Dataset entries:
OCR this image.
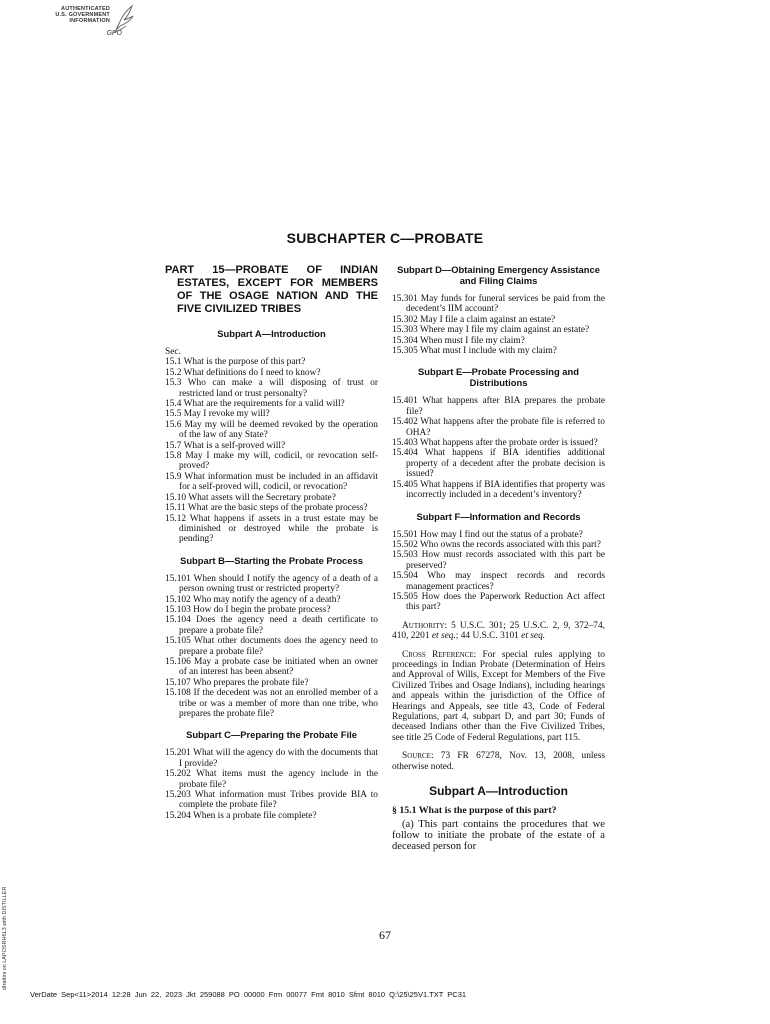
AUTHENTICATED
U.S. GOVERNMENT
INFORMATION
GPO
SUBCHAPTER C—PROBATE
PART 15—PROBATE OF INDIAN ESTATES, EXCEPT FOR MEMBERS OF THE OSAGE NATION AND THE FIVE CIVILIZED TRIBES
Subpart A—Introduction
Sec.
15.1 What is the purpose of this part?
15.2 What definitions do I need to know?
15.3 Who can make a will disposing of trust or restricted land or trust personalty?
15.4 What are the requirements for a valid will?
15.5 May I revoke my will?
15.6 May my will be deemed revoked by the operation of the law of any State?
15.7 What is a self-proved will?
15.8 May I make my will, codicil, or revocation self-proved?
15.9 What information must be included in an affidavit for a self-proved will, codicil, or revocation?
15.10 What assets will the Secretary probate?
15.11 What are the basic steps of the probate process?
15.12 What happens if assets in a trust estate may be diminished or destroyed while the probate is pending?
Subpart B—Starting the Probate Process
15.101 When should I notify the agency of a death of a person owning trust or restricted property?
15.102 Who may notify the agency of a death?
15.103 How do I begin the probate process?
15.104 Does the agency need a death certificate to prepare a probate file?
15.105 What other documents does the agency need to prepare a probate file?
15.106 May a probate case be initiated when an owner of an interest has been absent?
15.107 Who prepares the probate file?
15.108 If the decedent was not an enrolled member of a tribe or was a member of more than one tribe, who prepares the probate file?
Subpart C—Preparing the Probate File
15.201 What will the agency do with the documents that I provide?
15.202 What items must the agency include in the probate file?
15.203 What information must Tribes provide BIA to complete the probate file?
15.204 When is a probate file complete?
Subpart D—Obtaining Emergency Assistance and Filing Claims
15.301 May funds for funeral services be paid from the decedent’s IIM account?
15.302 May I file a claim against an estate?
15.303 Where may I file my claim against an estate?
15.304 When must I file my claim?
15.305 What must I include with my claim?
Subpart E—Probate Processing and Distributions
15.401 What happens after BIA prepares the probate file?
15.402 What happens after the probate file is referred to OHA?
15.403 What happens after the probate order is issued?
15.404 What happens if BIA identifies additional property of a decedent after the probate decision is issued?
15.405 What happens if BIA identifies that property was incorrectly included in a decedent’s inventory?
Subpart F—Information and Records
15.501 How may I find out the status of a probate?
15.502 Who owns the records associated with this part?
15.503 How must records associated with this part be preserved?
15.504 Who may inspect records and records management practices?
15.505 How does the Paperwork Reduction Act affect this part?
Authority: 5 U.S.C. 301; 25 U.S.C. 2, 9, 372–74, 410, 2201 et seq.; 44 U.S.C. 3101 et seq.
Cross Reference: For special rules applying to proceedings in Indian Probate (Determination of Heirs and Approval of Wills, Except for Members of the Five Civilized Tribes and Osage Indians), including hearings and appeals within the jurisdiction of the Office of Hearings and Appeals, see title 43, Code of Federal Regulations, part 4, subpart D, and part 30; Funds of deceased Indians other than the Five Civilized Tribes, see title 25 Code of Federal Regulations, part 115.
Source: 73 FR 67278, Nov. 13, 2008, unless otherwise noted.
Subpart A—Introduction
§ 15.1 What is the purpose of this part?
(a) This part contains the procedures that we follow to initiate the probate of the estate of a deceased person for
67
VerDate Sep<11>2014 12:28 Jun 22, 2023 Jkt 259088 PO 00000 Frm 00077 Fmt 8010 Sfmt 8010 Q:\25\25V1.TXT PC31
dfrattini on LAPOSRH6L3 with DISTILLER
==
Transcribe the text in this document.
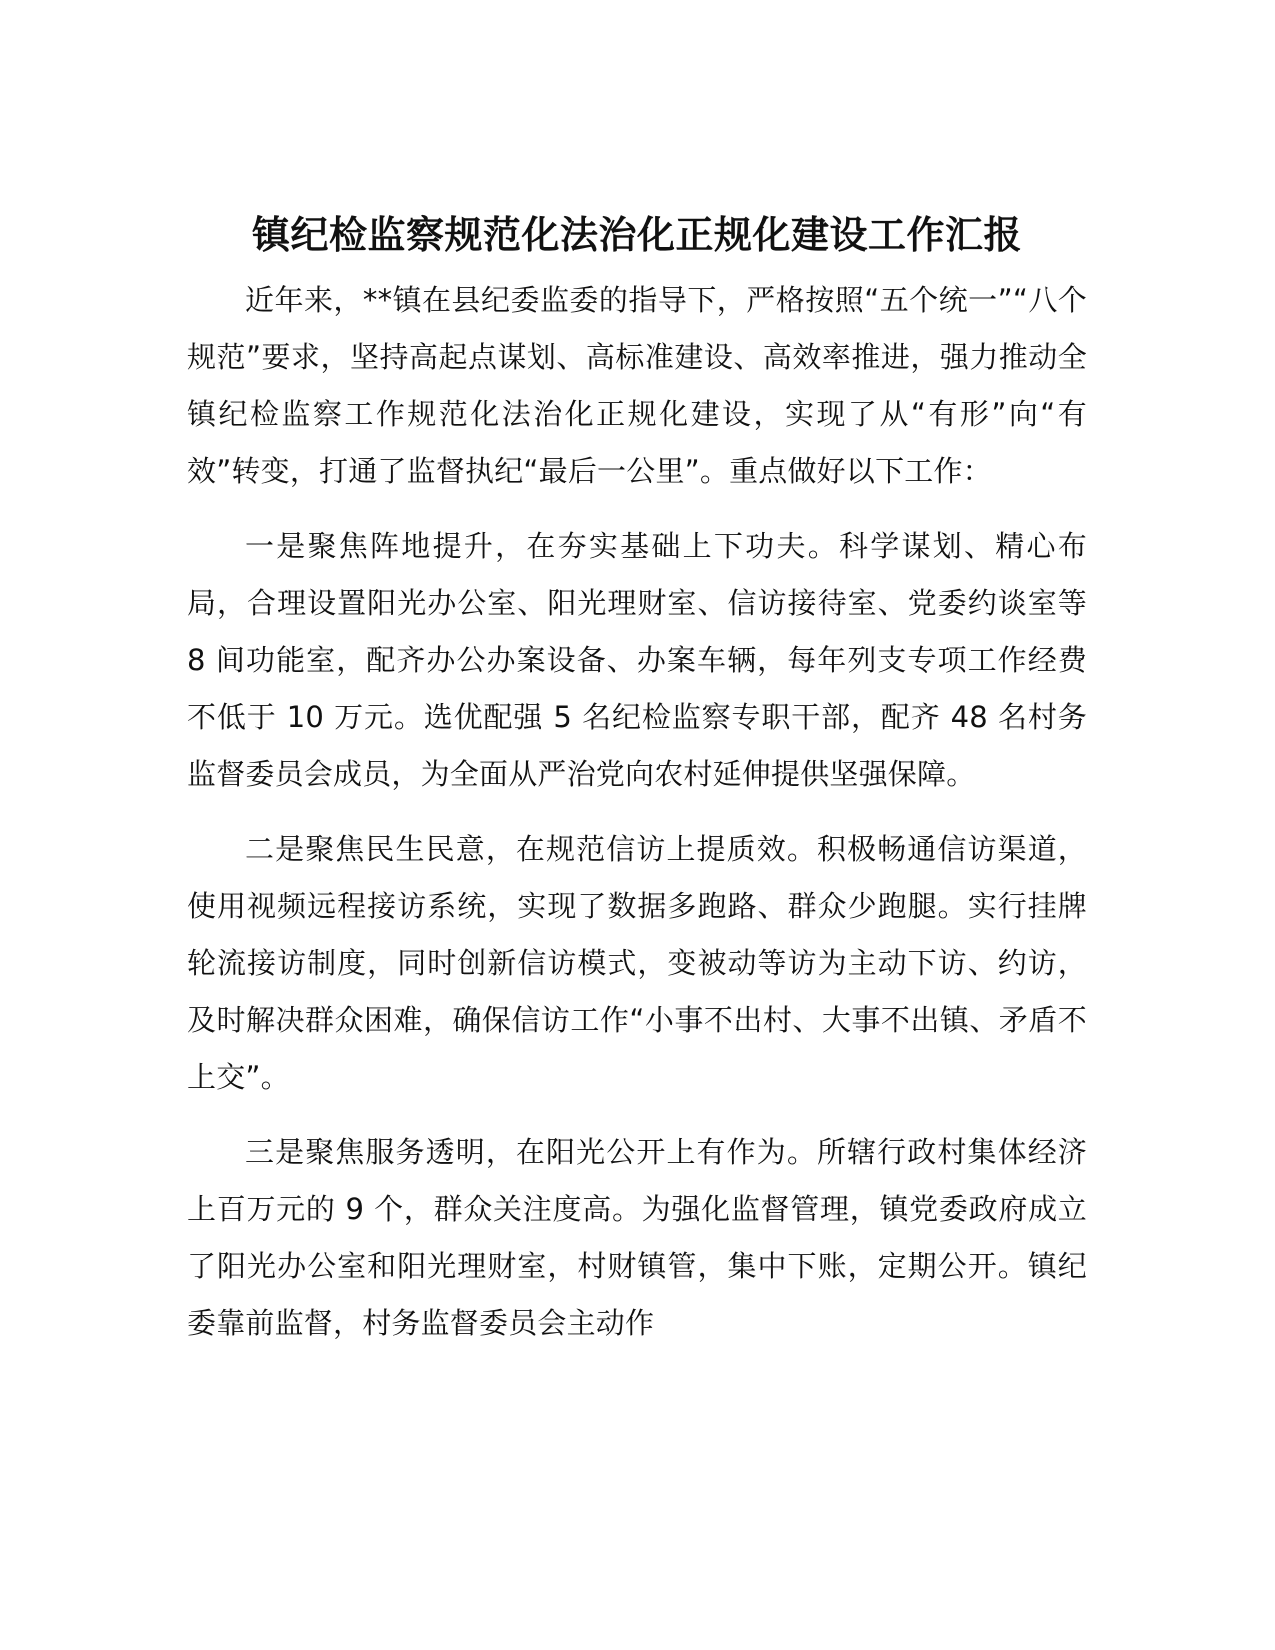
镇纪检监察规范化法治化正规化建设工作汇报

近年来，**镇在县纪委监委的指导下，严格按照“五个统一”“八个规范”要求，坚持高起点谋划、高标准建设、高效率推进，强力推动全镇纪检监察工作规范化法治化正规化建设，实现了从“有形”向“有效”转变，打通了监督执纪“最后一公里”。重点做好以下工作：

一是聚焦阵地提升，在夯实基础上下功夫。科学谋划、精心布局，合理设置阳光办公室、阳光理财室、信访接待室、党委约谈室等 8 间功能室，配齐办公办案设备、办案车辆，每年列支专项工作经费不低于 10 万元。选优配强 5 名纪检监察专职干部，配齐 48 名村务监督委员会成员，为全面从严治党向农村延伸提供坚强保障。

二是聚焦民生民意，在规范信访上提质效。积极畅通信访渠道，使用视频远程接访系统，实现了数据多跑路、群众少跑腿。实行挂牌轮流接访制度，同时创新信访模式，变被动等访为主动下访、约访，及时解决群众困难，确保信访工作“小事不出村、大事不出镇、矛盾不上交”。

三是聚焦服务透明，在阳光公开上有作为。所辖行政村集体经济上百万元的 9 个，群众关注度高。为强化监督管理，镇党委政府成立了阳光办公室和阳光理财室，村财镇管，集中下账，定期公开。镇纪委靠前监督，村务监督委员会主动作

_EXERCISE:_ Pull out every line in the material above where "against" occurs.

_CORRECT ANSWER:_
15.302 May I file a claim against an estate?
15.303 Where may I file my claim against an estate?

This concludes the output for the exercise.